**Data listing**
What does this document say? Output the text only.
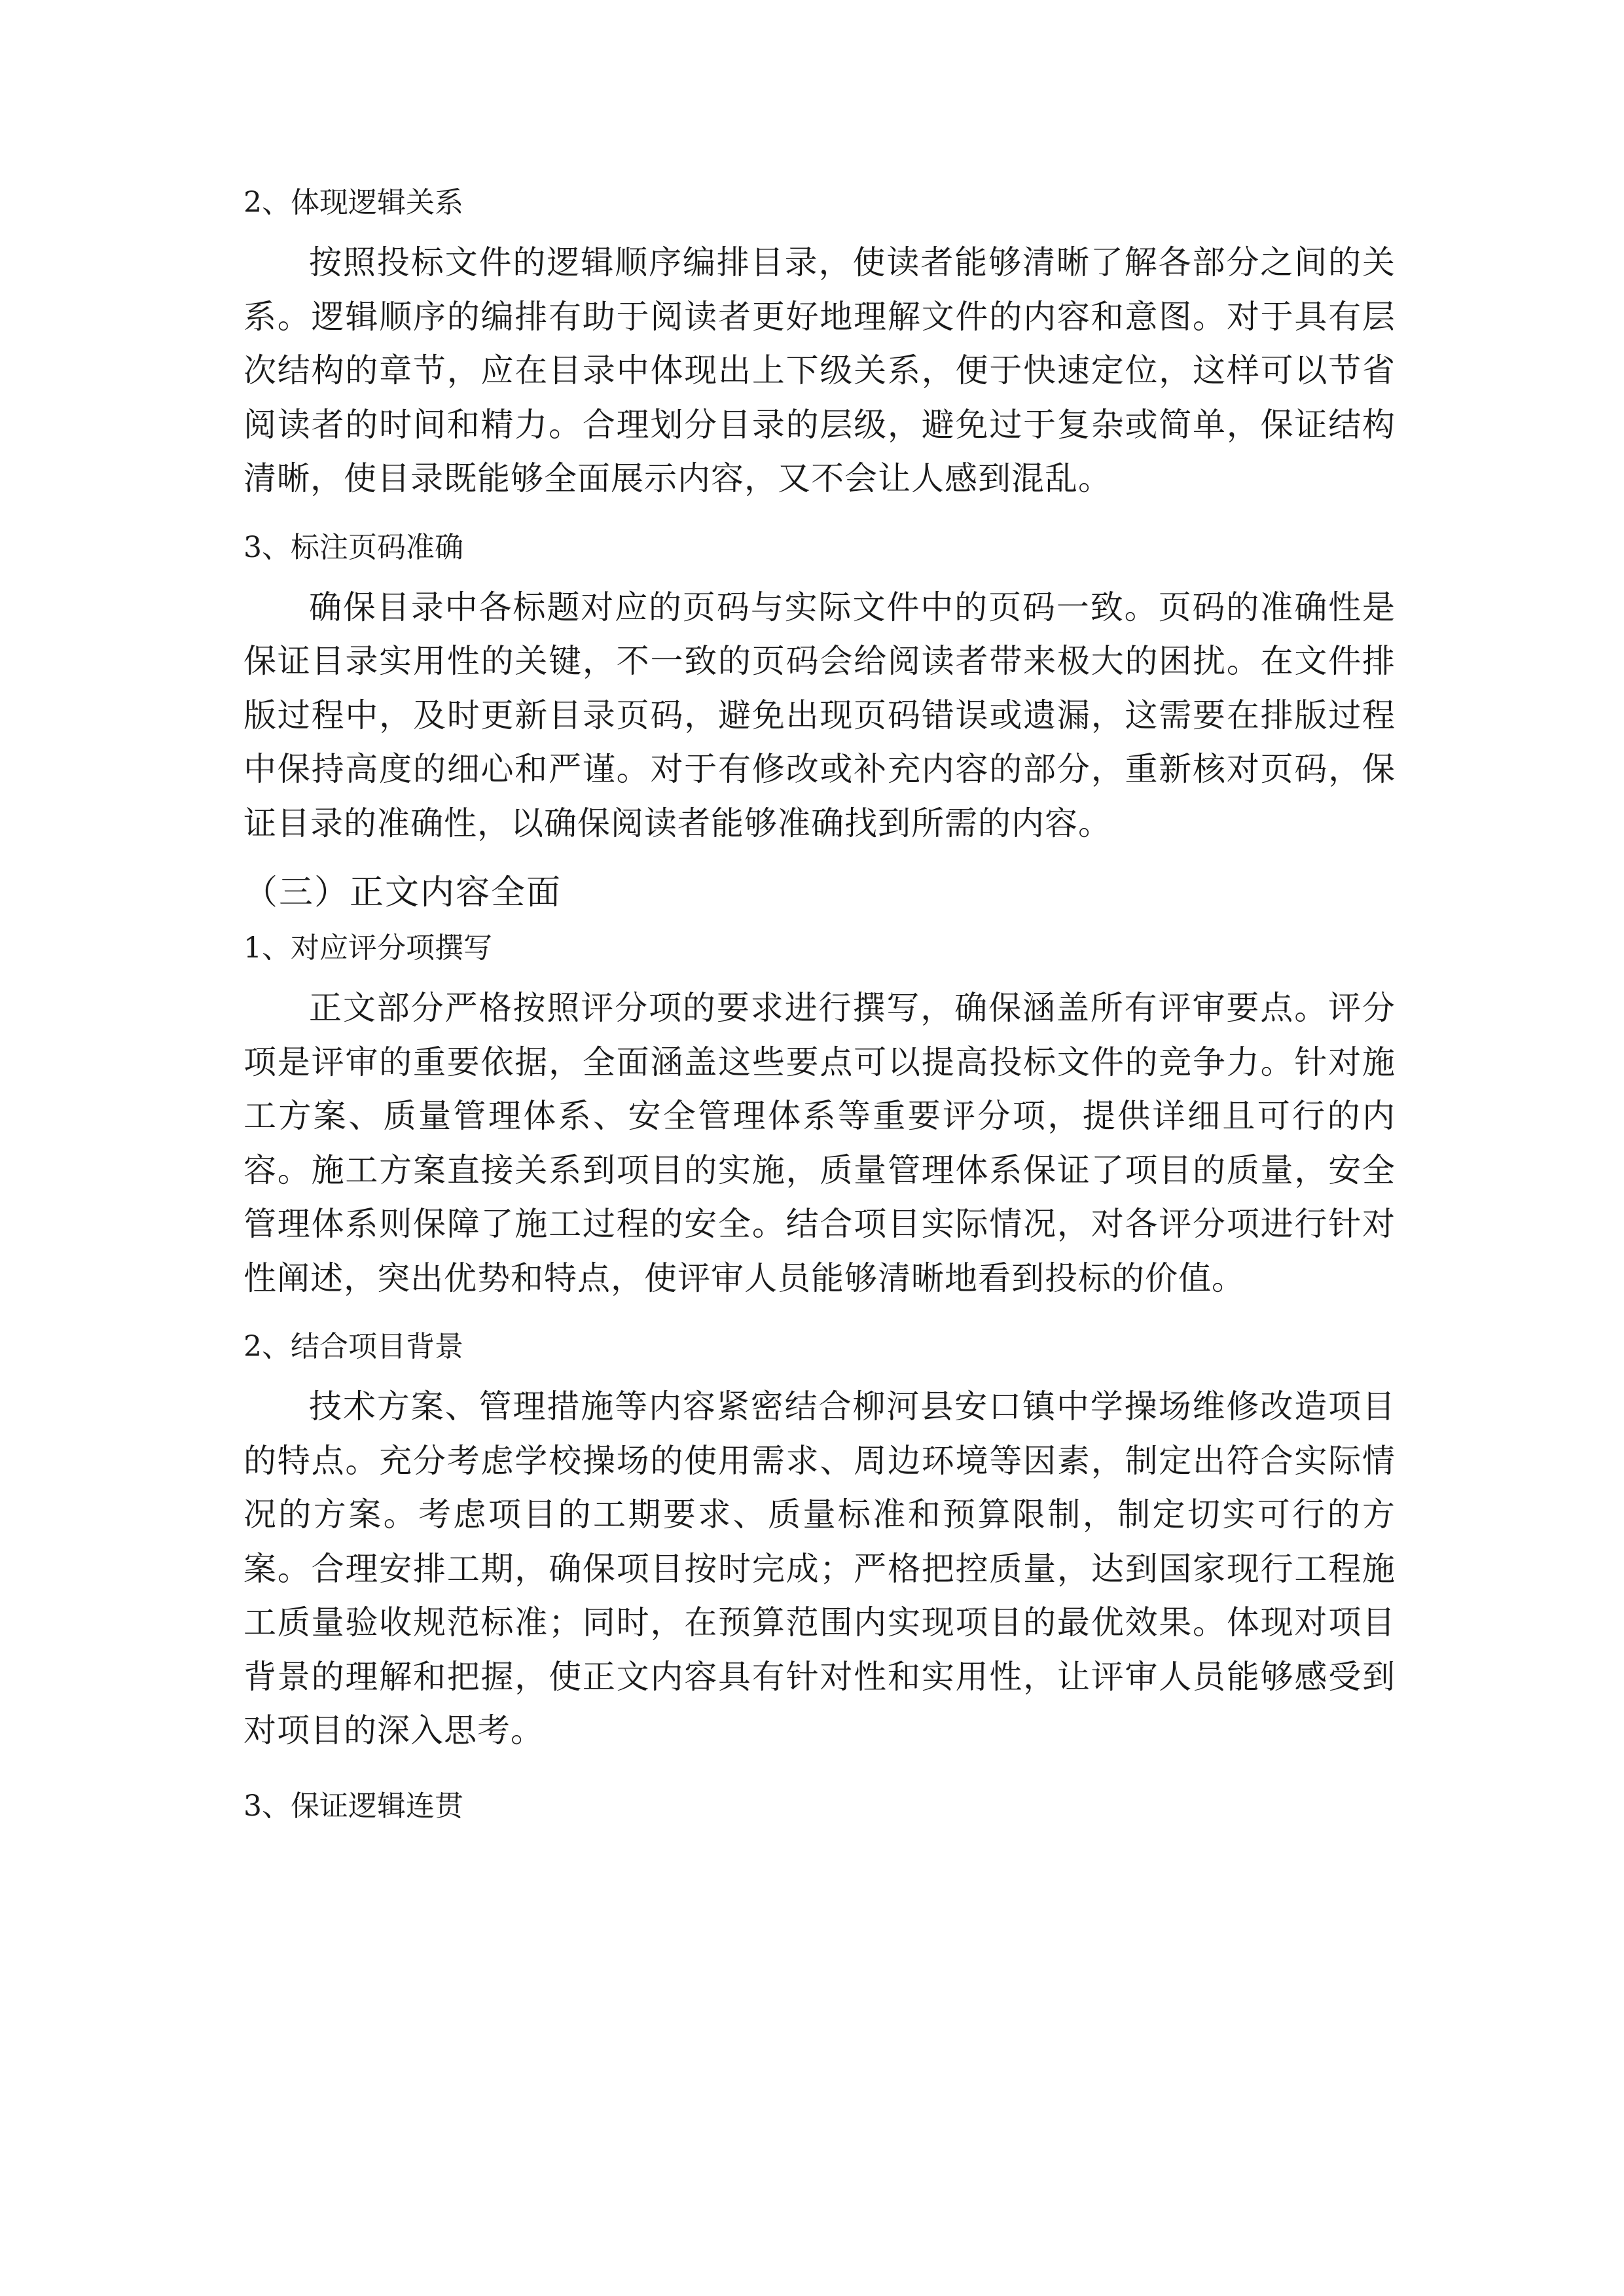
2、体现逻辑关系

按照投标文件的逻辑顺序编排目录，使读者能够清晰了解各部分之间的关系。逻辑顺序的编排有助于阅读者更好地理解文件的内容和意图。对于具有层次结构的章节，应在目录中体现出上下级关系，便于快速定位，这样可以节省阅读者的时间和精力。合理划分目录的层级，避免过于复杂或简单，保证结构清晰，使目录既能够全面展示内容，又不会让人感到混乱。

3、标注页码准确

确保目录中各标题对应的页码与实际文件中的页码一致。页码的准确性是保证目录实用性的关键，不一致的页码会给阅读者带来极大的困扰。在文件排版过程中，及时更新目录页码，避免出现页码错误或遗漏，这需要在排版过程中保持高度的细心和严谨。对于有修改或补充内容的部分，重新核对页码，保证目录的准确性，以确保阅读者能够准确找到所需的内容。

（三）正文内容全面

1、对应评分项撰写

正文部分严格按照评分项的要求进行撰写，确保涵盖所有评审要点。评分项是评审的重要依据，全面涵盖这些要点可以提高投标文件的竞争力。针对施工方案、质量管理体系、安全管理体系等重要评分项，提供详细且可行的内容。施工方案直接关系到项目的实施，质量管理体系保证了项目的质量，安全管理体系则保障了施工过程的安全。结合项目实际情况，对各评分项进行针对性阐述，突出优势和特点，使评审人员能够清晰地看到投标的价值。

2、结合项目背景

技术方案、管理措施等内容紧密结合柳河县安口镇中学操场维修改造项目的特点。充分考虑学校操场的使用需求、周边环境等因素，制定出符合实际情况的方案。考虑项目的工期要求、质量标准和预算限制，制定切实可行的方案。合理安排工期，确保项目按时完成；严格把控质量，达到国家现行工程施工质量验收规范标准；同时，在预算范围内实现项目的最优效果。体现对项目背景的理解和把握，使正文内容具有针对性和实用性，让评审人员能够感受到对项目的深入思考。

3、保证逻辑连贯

**Challenge**
Transcribe the material exactly, keeping every word and none of the pictures.

**Result for this exercise**
What does this document say? Output the text only.
2、体现逻辑关系

按照投标文件的逻辑顺序编排目录，使读者能够清晰了解各部分之间的关系。逻辑顺序的编排有助于阅读者更好地理解文件的内容和意图。对于具有层次结构的章节，应在目录中体现出上下级关系，便于快速定位，这样可以节省阅读者的时间和精力。合理划分目录的层级，避免过于复杂或简单，保证结构清晰，使目录既能够全面展示内容，又不会让人感到混乱。

3、标注页码准确

确保目录中各标题对应的页码与实际文件中的页码一致。页码的准确性是保证目录实用性的关键，不一致的页码会给阅读者带来极大的困扰。在文件排版过程中，及时更新目录页码，避免出现页码错误或遗漏，这需要在排版过程中保持高度的细心和严谨。对于有修改或补充内容的部分，重新核对页码，保证目录的准确性，以确保阅读者能够准确找到所需的内容。

（三）正文内容全面

1、对应评分项撰写

正文部分严格按照评分项的要求进行撰写，确保涵盖所有评审要点。评分项是评审的重要依据，全面涵盖这些要点可以提高投标文件的竞争力。针对施工方案、质量管理体系、安全管理体系等重要评分项，提供详细且可行的内容。施工方案直接关系到项目的实施，质量管理体系保证了项目的质量，安全管理体系则保障了施工过程的安全。结合项目实际情况，对各评分项进行针对性阐述，突出优势和特点，使评审人员能够清晰地看到投标的价值。

2、结合项目背景

技术方案、管理措施等内容紧密结合柳河县安口镇中学操场维修改造项目的特点。充分考虑学校操场的使用需求、周边环境等因素，制定出符合实际情况的方案。考虑项目的工期要求、质量标准和预算限制，制定切实可行的方案。合理安排工期，确保项目按时完成；严格把控质量，达到国家现行工程施工质量验收规范标准；同时，在预算范围内实现项目的最优效果。体现对项目背景的理解和把握，使正文内容具有针对性和实用性，让评审人员能够感受到对项目的深入思考。

3、保证逻辑连贯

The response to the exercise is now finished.